**Exercise**
Show every line in the records below that contains the word "false".

◇ ◇ ◇ ◇

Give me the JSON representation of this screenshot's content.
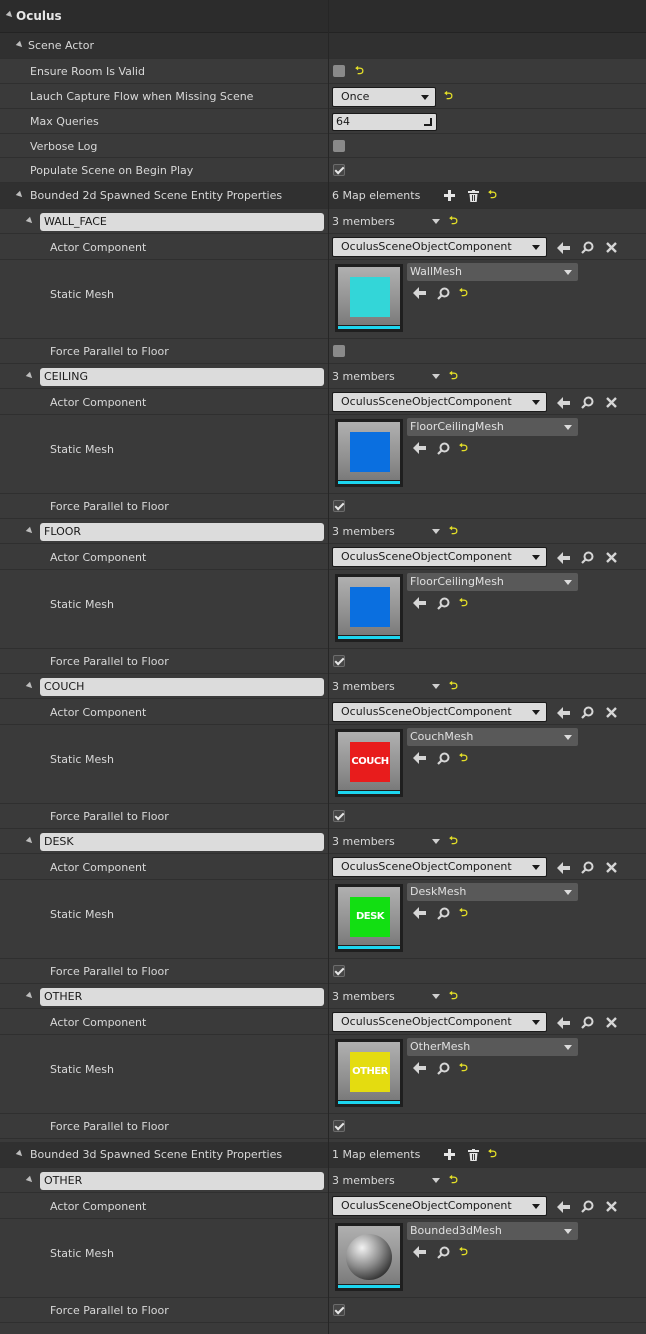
{
  "category": "Oculus",
  "section": "Scene Actor",
  "props": {
    "ensure_room": "Ensure Room Is Valid",
    "launch_capture": "Lauch Capture Flow when Missing Scene",
    "launch_capture_value": "Once",
    "max_queries": "Max Queries",
    "max_queries_value": "64",
    "verbose_log": "Verbose Log",
    "populate_scene": "Populate Scene on Begin Play"
  },
  "checkboxes": {
    "ensure_room": false,
    "verbose_log": false,
    "populate_scene": true
  },
  "map_2d": {
    "label": "Bounded 2d Spawned Scene Entity Properties",
    "count_text": "6 Map elements",
    "entries": [
      {
        "key": "WALL_FACE",
        "members": "3 members",
        "actor_component_label": "Actor Component",
        "actor_component": "OculusSceneObjectComponent",
        "static_mesh_label": "Static Mesh",
        "mesh": "WallMesh",
        "thumb_color": "#33d6d8",
        "thumb_text": "",
        "force_parallel_label": "Force Parallel to Floor",
        "force_parallel": false
      },
      {
        "key": "CEILING",
        "members": "3 members",
        "actor_component_label": "Actor Component",
        "actor_component": "OculusSceneObjectComponent",
        "static_mesh_label": "Static Mesh",
        "mesh": "FloorCeilingMesh",
        "thumb_color": "#0a6fe0",
        "thumb_text": "",
        "force_parallel_label": "Force Parallel to Floor",
        "force_parallel": true
      },
      {
        "key": "FLOOR",
        "members": "3 members",
        "actor_component_label": "Actor Component",
        "actor_component": "OculusSceneObjectComponent",
        "static_mesh_label": "Static Mesh",
        "mesh": "FloorCeilingMesh",
        "thumb_color": "#0a6fe0",
        "thumb_text": "",
        "force_parallel_label": "Force Parallel to Floor",
        "force_parallel": true
      },
      {
        "key": "COUCH",
        "members": "3 members",
        "actor_component_label": "Actor Component",
        "actor_component": "OculusSceneObjectComponent",
        "static_mesh_label": "Static Mesh",
        "mesh": "CouchMesh",
        "thumb_color": "#e81c1c",
        "thumb_text": "COUCH",
        "force_parallel_label": "Force Parallel to Floor",
        "force_parallel": true
      },
      {
        "key": "DESK",
        "members": "3 members",
        "actor_component_label": "Actor Component",
        "actor_component": "OculusSceneObjectComponent",
        "static_mesh_label": "Static Mesh",
        "mesh": "DeskMesh",
        "thumb_color": "#12df12",
        "thumb_text": "DESK",
        "force_parallel_label": "Force Parallel to Floor",
        "force_parallel": true
      },
      {
        "key": "OTHER",
        "members": "3 members",
        "actor_component_label": "Actor Component",
        "actor_component": "OculusSceneObjectComponent",
        "static_mesh_label": "Static Mesh",
        "mesh": "OtherMesh",
        "thumb_color": "#e4dc10",
        "thumb_text": "OTHER",
        "force_parallel_label": "Force Parallel to Floor",
        "force_parallel": true
      }
    ]
  },
  "map_3d": {
    "label": "Bounded 3d Spawned Scene Entity Properties",
    "count_text": "1 Map elements",
    "entries": [
      {
        "key": "OTHER",
        "members": "3 members",
        "actor_component_label": "Actor Component",
        "actor_component": "OculusSceneObjectComponent",
        "static_mesh_label": "Static Mesh",
        "mesh": "Bounded3dMesh",
        "thumb_color": "",
        "thumb_text": "",
        "thumb_kind": "sphere",
        "force_parallel_label": "Force Parallel to Floor",
        "force_parallel": true
      }
    ]
  },
  "colors": {
    "reset_arrow": "#e5e028",
    "thumb_bar": "#1cd6f0",
    "panel_bg": "#3a3a3a"
  }
}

◇ ◇ ◇ ◇

**Task answer**
    "ensure_room": false,
    "verbose_log": false,
        "force_parallel": false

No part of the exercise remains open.